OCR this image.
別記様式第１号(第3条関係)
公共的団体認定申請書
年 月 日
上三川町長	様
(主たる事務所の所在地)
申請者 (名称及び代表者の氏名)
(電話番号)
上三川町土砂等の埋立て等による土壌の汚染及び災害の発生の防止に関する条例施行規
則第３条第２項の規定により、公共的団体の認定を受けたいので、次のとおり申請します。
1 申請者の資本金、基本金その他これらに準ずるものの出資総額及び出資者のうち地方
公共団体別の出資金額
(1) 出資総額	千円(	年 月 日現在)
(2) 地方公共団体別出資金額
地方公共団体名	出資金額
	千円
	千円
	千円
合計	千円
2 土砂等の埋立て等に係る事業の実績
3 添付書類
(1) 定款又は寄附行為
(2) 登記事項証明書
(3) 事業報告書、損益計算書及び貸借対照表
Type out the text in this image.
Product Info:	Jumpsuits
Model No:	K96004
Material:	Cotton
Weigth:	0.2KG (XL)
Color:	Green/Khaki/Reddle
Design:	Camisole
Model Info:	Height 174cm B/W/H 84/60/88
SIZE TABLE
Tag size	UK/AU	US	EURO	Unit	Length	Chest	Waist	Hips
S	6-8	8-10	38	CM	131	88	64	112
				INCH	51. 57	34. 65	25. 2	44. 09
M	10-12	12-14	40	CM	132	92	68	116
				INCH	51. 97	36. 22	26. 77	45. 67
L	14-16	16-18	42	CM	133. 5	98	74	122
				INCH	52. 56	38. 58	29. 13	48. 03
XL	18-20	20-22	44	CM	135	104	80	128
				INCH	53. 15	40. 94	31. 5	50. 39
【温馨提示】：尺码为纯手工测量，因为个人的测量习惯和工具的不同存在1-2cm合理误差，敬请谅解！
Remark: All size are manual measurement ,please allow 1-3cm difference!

**********

▸ INSTRUCTION: Working from the material above, retype it in its entirety without change.

▸ THE RESPONSE:
OCR this image.
別記様式第１号(第3条関係)
公共的団体認定申請書
年 月 日
上三川町長	様
(主たる事務所の所在地)
申請者 (名称及び代表者の氏名)
(電話番号)
上三川町土砂等の埋立て等による土壌の汚染及び災害の発生の防止に関する条例施行規
則第３条第２項の規定により、公共的団体の認定を受けたいので、次のとおり申請します。
1 申請者の資本金、基本金その他これらに準ずるものの出資総額及び出資者のうち地方
公共団体別の出資金額
(1) 出資総額	千円(	年 月 日現在)
(2) 地方公共団体別出資金額
地方公共団体名	出資金額
	千円
	千円
	千円
合計	千円
2 土砂等の埋立て等に係る事業の実績
3 添付書類
(1) 定款又は寄附行為
(2) 登記事項証明書
(3) 事業報告書、損益計算書及び貸借対照表
Type out the text in this image.
Product Info:	Jumpsuits
Model No:	K96004
Material:	Cotton
Weigth:	0.2KG (XL)
Color:	Green/Khaki/Reddle
Design:	Camisole
Model Info:	Height 174cm B/W/H 84/60/88
SIZE TABLE
Tag size	UK/AU	US	EURO	Unit	Length	Chest	Waist	Hips
S	6-8	8-10	38	CM	131	88	64	112
				INCH	51. 57	34. 65	25. 2	44. 09
M	10-12	12-14	40	CM	132	92	68	116
				INCH	51. 97	36. 22	26. 77	45. 67
L	14-16	16-18	42	CM	133. 5	98	74	122
				INCH	52. 56	38. 58	29. 13	48. 03
XL	18-20	20-22	44	CM	135	104	80	128
				INCH	53. 15	40. 94	31. 5	50. 39
【温馨提示】：尺码为纯手工测量，因为个人的测量习惯和工具的不同存在1-2cm合理误差，敬请谅解！
Remark: All size are manual measurement ,please allow 1-3cm difference!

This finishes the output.